* **Excerpted data**
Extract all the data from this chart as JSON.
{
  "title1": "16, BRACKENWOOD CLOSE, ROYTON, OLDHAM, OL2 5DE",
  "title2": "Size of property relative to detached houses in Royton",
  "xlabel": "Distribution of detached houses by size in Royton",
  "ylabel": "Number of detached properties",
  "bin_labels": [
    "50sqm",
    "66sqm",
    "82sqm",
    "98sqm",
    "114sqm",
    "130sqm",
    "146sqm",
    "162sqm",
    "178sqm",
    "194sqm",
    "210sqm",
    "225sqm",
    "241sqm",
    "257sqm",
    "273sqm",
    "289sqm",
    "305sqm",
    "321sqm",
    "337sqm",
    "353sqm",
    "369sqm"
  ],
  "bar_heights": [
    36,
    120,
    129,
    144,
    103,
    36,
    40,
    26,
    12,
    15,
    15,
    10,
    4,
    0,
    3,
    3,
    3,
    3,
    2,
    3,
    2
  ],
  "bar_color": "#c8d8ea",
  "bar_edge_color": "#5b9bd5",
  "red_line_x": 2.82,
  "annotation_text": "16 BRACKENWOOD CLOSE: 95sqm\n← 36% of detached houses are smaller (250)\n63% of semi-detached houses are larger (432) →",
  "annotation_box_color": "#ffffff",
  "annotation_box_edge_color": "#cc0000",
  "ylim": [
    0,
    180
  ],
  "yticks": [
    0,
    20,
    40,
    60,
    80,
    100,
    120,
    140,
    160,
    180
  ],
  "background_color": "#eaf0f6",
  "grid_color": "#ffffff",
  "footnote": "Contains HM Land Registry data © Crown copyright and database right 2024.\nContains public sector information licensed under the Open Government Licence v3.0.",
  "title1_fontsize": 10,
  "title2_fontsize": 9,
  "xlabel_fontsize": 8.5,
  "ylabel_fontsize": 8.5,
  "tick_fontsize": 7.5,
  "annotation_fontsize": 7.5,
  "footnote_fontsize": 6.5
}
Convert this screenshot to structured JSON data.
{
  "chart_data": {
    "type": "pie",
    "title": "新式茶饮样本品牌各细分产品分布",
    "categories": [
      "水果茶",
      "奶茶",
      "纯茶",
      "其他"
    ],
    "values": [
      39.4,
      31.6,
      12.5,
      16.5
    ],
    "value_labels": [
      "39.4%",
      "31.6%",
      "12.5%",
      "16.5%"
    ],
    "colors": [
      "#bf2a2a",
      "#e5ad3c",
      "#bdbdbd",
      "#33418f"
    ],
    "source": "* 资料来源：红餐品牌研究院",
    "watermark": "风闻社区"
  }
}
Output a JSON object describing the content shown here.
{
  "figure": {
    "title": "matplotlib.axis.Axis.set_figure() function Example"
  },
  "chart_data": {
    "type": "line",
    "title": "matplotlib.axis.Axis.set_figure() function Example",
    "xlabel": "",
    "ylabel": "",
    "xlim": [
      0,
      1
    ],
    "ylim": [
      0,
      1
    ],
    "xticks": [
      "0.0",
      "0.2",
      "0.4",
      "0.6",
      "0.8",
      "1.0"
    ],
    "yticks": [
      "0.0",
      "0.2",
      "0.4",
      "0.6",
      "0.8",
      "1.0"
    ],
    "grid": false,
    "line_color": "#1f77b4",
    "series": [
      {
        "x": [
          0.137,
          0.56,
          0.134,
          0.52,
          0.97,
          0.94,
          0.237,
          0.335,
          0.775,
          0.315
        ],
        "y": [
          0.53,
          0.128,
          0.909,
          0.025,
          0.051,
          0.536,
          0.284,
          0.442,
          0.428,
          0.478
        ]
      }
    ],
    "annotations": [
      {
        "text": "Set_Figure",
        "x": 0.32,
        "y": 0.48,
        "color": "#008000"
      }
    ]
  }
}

* **What needs to be done**
Where does the word "this" appear? Return each line that holds it.

* **Task solution**
Extract all the data from this chart as JSON.
Convert this screenshot to structured JSON data.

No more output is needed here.